Dataset records:
** begin **

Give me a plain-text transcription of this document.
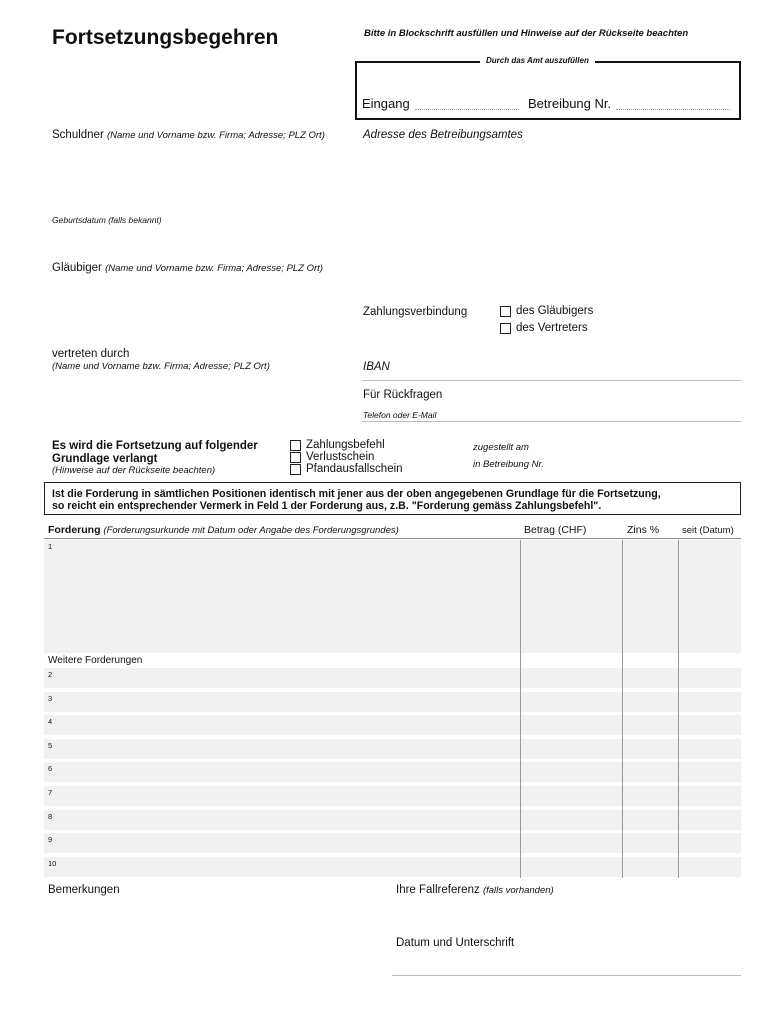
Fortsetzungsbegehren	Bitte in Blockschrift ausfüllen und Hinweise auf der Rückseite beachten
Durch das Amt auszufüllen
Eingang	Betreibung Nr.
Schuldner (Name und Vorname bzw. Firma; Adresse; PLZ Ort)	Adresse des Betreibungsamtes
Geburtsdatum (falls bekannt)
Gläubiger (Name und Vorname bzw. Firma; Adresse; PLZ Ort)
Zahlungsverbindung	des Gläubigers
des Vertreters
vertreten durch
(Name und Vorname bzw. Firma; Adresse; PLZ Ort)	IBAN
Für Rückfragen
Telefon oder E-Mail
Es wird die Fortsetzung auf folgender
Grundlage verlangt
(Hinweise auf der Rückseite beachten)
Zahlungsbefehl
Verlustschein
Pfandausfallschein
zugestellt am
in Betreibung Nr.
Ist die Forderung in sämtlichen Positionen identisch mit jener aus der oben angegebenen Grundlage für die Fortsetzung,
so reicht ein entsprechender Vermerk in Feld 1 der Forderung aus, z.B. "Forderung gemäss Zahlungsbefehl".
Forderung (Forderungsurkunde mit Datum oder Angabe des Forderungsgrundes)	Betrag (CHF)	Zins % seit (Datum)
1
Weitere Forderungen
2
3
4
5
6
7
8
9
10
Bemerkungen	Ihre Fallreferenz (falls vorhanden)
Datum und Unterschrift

** end **
** begin **

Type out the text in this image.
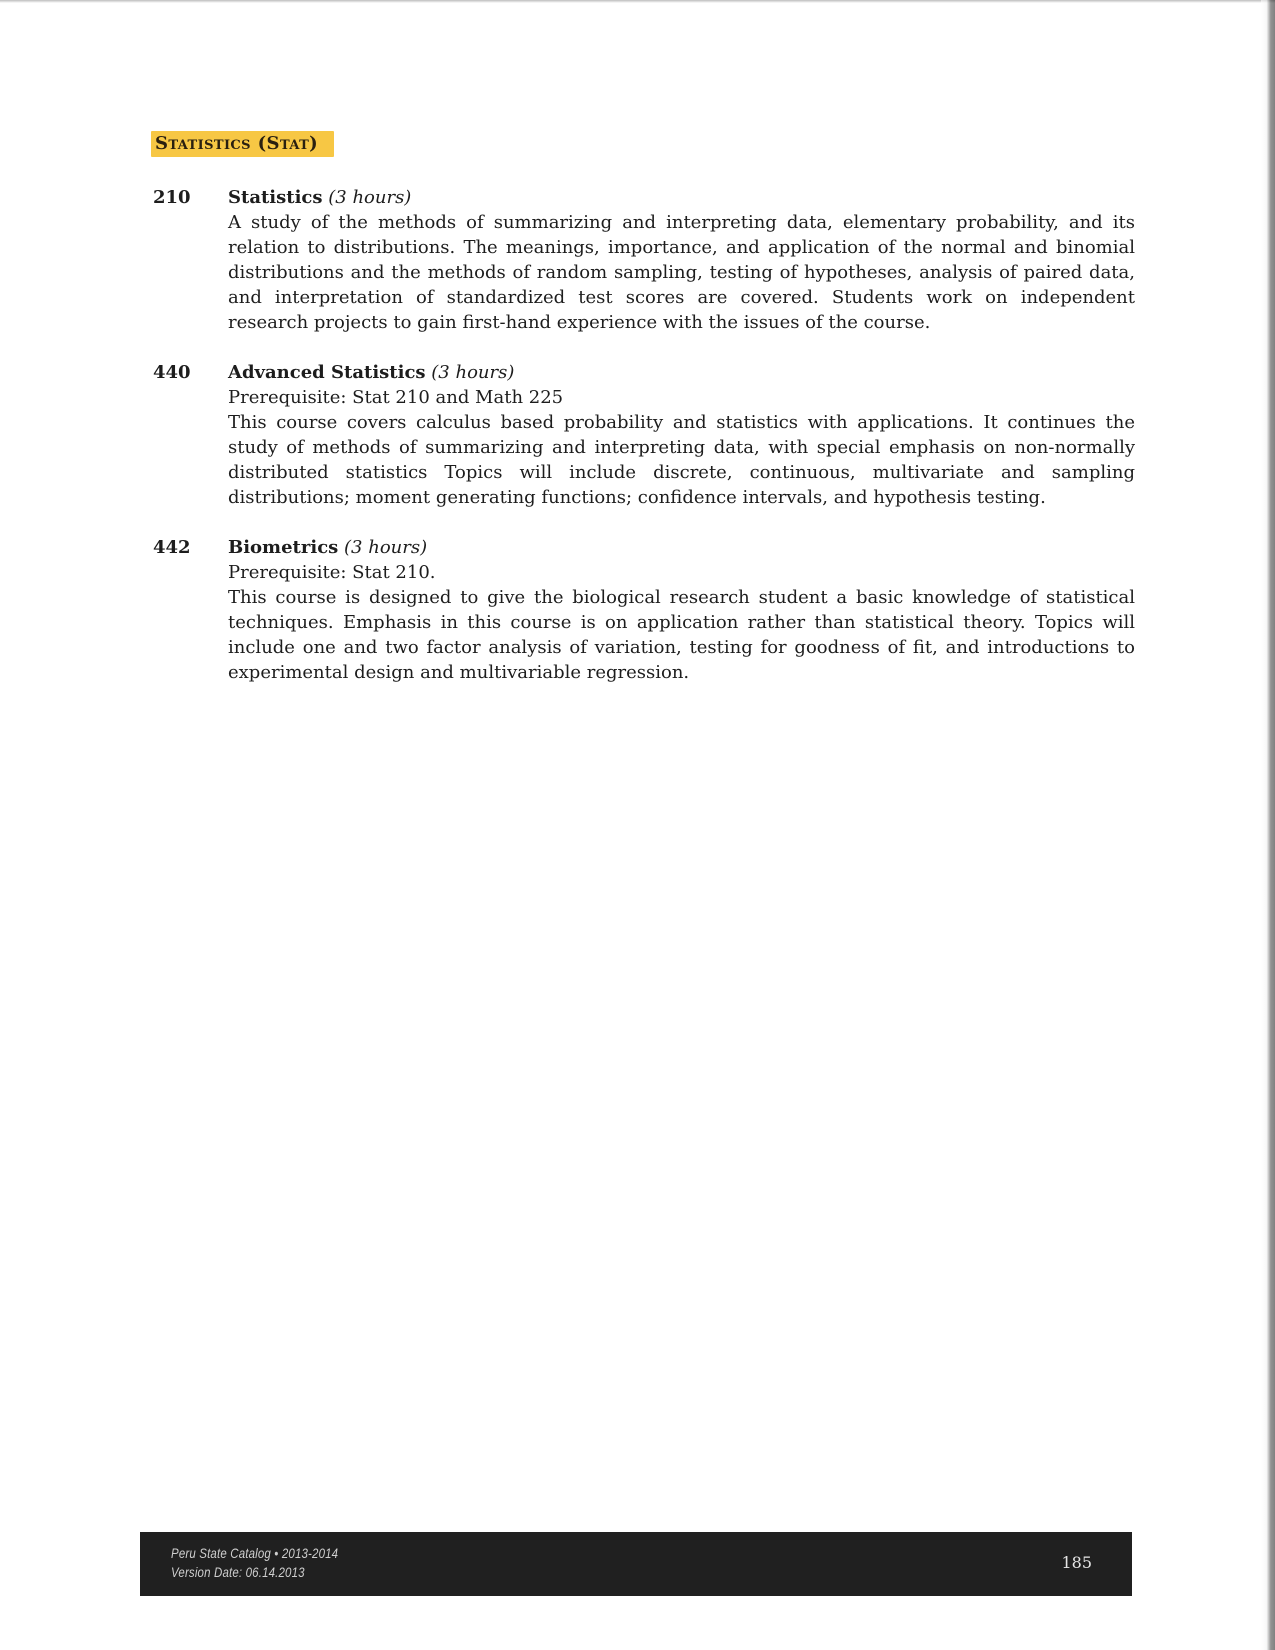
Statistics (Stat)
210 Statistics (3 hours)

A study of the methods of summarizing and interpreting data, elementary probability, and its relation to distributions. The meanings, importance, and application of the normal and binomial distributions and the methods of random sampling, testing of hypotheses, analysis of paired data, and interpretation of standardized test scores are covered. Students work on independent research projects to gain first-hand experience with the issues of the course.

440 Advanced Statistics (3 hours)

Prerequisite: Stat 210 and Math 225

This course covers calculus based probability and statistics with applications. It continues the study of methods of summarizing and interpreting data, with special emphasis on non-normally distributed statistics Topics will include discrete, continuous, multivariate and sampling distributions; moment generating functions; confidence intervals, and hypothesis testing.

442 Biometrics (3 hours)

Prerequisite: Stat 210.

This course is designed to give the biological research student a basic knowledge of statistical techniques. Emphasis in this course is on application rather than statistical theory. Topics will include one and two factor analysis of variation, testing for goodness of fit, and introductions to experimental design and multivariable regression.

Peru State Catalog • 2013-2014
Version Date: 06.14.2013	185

** end **

> What the task asks: Identify every line above with the string "include" in it. Copy those lines.

> Answer below:
This course covers calculus based probability and statistics with applications. It continues the study of methods of summarizing and interpreting data, with special emphasis on non-normally distributed statistics Topics will include discrete, continuous, multivariate and sampling distributions; moment generating functions; confidence intervals, and hypothesis testing.
This course is designed to give the biological research student a basic knowledge of statistical techniques. Emphasis in this course is on application rather than statistical theory. Topics will include one and two factor analysis of variation, testing for goodness of fit, and introductions to experimental design and multivariable regression.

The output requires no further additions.